> _TASK STATEMENT_
Scan the material for the word "name", and copy each line where it shows up.

> _SOURCE DATA_
##############################

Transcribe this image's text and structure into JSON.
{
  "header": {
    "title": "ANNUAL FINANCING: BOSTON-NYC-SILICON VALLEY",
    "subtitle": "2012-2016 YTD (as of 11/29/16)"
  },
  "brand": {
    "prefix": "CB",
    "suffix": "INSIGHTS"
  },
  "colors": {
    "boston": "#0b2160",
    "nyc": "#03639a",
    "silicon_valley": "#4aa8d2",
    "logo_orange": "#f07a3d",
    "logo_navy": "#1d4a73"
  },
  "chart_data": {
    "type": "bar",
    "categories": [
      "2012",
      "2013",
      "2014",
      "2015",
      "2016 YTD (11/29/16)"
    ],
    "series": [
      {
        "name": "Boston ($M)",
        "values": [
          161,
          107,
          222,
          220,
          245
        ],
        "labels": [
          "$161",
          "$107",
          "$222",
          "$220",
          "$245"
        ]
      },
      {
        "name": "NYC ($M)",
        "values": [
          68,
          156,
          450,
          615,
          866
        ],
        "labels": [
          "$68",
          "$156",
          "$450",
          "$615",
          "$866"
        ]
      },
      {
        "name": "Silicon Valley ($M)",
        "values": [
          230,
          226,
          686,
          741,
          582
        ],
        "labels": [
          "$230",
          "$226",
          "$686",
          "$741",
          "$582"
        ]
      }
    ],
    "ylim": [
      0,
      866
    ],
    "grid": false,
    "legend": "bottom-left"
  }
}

##############################

> _RESULT FOR THIS TASK_
        "name": "Boston ($M)",
        "name": "NYC ($M)",
        "name": "Silicon Valley ($M)",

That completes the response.